• **What you need to do**
Tally the lines holding the word "Mean" and state the count by itself.

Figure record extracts

------------

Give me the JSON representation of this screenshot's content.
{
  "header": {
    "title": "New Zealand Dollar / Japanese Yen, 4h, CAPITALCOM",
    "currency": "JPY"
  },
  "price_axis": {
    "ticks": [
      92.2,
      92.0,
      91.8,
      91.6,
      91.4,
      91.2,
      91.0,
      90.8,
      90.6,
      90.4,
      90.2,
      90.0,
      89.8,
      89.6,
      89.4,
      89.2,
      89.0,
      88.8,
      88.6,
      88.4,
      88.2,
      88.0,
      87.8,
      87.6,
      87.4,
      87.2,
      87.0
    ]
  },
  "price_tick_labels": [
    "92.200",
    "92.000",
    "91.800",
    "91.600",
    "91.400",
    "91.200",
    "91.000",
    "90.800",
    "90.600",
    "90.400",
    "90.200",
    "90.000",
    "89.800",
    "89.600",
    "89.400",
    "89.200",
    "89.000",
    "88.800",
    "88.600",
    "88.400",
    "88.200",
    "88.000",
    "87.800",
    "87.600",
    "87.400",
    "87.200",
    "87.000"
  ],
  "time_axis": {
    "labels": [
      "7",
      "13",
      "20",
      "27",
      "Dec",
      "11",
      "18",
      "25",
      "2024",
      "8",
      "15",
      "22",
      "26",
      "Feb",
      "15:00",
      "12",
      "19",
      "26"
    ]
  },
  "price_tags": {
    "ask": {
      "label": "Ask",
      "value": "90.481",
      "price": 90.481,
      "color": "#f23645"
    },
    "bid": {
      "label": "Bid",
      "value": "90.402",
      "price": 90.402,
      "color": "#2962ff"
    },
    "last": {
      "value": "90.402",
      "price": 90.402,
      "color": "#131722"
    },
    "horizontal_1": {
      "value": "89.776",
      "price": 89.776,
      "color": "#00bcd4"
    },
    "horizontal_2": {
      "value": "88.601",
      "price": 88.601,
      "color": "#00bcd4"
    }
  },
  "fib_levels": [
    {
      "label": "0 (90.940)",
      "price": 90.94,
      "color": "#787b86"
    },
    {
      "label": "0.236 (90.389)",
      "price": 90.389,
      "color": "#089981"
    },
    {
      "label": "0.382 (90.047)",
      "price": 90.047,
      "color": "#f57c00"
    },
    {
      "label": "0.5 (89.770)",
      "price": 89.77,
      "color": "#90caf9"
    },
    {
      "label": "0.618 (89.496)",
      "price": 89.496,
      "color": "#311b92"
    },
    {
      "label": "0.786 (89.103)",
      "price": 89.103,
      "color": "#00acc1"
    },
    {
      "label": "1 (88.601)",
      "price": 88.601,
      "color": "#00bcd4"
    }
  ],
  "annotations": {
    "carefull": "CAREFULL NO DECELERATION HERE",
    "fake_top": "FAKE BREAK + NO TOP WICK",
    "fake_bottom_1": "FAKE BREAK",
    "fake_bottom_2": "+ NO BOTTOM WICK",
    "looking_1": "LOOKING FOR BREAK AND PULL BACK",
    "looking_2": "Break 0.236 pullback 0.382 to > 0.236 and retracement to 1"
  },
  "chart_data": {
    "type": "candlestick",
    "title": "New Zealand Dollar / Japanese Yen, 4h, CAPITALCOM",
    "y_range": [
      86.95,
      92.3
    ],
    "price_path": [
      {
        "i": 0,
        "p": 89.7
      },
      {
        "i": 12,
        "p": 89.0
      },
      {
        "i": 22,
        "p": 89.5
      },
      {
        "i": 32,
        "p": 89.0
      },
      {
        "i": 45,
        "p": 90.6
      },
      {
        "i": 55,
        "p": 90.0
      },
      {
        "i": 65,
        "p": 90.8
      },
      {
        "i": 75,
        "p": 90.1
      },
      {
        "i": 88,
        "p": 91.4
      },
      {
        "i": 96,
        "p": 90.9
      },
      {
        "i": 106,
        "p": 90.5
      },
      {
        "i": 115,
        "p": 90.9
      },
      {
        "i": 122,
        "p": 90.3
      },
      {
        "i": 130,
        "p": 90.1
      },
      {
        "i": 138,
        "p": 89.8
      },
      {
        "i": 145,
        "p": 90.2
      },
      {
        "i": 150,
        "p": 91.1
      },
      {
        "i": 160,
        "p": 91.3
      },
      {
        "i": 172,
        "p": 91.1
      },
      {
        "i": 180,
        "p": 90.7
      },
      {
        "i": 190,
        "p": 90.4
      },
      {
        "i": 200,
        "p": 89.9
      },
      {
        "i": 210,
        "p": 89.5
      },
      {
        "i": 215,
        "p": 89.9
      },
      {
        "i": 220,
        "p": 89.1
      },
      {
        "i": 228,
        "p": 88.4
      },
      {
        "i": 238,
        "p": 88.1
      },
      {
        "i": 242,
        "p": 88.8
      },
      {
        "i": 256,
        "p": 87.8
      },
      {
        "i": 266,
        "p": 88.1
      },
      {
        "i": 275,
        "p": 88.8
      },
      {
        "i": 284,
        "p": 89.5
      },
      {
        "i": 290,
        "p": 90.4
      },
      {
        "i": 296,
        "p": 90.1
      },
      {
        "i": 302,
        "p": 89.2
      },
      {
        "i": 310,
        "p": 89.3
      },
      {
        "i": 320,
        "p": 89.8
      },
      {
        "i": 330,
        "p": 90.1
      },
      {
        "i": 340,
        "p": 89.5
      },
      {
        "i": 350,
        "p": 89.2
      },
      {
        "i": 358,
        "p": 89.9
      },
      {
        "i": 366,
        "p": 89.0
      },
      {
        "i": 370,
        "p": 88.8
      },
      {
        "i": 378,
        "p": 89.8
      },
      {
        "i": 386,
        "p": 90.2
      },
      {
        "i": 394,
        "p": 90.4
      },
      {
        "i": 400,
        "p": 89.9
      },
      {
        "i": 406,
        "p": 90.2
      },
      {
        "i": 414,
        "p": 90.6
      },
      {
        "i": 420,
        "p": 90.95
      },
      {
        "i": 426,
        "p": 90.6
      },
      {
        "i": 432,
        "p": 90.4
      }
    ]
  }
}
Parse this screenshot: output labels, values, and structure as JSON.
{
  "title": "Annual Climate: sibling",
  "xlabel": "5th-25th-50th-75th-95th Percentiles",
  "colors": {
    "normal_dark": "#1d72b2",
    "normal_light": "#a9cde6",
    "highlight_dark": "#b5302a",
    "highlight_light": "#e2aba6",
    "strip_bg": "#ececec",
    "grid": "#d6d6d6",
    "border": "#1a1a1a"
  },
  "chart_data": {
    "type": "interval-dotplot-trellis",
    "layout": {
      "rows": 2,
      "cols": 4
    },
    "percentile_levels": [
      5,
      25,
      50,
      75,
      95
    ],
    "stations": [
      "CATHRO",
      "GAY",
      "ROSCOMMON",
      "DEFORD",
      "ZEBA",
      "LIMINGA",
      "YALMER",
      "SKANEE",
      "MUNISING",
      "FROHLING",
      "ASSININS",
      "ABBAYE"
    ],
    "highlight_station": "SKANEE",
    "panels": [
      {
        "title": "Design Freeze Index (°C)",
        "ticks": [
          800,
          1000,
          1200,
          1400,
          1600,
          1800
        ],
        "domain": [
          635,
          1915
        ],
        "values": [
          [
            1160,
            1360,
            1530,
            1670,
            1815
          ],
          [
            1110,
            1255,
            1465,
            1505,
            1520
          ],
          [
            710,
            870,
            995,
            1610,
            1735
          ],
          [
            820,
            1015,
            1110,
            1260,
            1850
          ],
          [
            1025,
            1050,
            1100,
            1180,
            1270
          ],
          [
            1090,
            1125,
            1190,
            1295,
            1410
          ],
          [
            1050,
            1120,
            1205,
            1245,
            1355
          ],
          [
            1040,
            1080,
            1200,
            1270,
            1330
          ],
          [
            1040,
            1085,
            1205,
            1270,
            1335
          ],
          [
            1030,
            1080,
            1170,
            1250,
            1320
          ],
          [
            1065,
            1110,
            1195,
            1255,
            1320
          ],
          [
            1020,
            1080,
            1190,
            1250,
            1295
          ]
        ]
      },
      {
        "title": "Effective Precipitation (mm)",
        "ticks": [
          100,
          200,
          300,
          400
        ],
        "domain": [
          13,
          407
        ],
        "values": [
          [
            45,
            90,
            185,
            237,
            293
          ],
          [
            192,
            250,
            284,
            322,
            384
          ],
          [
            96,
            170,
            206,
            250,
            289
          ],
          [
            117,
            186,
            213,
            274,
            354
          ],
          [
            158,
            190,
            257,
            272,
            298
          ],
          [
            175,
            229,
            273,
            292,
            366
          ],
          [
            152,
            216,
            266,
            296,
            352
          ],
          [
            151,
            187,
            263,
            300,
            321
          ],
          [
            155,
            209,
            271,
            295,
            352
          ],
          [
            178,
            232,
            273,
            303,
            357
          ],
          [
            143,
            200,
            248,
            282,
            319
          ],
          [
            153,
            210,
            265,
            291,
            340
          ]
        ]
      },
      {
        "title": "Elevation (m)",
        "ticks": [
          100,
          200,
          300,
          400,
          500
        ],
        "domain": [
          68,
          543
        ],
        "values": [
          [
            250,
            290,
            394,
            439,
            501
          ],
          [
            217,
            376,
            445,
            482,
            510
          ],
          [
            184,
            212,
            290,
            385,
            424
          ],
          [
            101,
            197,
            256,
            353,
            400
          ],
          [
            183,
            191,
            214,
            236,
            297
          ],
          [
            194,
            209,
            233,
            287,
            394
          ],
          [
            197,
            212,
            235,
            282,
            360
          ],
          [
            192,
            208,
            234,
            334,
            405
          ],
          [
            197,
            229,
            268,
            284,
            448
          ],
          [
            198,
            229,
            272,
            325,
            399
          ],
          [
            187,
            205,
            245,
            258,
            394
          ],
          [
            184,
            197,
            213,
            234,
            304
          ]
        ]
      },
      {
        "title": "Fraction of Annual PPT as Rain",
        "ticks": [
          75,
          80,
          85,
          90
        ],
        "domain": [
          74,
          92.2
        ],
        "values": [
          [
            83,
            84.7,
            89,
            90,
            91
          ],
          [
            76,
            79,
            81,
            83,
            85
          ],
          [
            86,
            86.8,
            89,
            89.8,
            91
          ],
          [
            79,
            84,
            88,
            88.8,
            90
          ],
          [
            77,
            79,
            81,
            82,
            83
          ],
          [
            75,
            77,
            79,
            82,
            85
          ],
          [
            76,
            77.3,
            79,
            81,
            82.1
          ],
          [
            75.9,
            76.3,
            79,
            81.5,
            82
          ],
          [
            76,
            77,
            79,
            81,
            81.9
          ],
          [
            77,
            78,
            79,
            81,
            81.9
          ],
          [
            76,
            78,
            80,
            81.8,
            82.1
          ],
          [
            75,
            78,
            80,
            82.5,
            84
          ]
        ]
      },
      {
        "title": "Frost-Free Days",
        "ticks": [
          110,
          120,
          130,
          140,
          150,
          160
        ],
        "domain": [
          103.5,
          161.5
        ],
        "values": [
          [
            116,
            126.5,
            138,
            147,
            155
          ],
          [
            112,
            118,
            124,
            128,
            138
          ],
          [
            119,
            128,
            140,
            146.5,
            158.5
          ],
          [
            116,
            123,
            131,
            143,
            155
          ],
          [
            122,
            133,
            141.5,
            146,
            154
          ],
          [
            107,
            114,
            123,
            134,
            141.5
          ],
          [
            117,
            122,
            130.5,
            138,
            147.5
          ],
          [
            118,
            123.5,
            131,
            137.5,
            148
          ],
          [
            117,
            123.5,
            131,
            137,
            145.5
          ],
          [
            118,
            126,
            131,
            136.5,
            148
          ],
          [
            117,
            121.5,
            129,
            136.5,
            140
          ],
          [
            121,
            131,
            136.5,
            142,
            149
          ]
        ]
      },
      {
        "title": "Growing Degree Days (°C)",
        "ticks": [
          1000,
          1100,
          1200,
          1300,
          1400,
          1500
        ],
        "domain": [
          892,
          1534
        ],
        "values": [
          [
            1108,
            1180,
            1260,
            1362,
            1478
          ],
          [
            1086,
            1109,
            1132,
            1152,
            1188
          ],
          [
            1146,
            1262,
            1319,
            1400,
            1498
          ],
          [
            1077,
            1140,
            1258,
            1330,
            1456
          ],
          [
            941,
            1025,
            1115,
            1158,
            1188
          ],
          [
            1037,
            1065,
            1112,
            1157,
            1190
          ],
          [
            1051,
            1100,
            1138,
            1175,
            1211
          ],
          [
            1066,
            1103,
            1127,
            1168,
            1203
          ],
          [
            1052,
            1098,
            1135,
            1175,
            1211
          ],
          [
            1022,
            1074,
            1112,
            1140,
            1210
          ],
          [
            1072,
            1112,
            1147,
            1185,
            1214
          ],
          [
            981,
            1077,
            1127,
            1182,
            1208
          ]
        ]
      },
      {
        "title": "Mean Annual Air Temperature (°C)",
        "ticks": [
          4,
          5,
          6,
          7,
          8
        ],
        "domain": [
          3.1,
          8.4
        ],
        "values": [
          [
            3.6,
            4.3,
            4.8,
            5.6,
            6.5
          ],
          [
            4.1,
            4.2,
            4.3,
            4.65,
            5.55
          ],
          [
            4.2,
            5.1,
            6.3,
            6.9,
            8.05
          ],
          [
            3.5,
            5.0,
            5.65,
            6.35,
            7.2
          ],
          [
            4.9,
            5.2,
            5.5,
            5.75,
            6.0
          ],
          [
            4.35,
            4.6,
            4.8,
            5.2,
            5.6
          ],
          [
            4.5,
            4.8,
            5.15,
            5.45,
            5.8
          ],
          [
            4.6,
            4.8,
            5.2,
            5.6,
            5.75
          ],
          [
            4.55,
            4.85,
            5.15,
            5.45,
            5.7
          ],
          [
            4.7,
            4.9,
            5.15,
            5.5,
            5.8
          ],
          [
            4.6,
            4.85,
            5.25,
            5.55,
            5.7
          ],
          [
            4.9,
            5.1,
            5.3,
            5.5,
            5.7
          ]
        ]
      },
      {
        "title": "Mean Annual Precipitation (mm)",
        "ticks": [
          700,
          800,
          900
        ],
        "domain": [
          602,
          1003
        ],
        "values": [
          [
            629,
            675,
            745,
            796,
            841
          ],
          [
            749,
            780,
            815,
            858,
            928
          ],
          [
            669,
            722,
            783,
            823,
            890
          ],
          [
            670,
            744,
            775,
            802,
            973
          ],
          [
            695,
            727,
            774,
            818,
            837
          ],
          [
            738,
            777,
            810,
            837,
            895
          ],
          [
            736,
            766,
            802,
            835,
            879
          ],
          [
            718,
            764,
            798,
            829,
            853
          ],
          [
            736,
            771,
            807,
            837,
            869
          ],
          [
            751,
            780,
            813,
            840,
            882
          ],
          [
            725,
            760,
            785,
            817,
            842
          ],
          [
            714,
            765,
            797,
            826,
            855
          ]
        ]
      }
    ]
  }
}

------------

• **Response**
2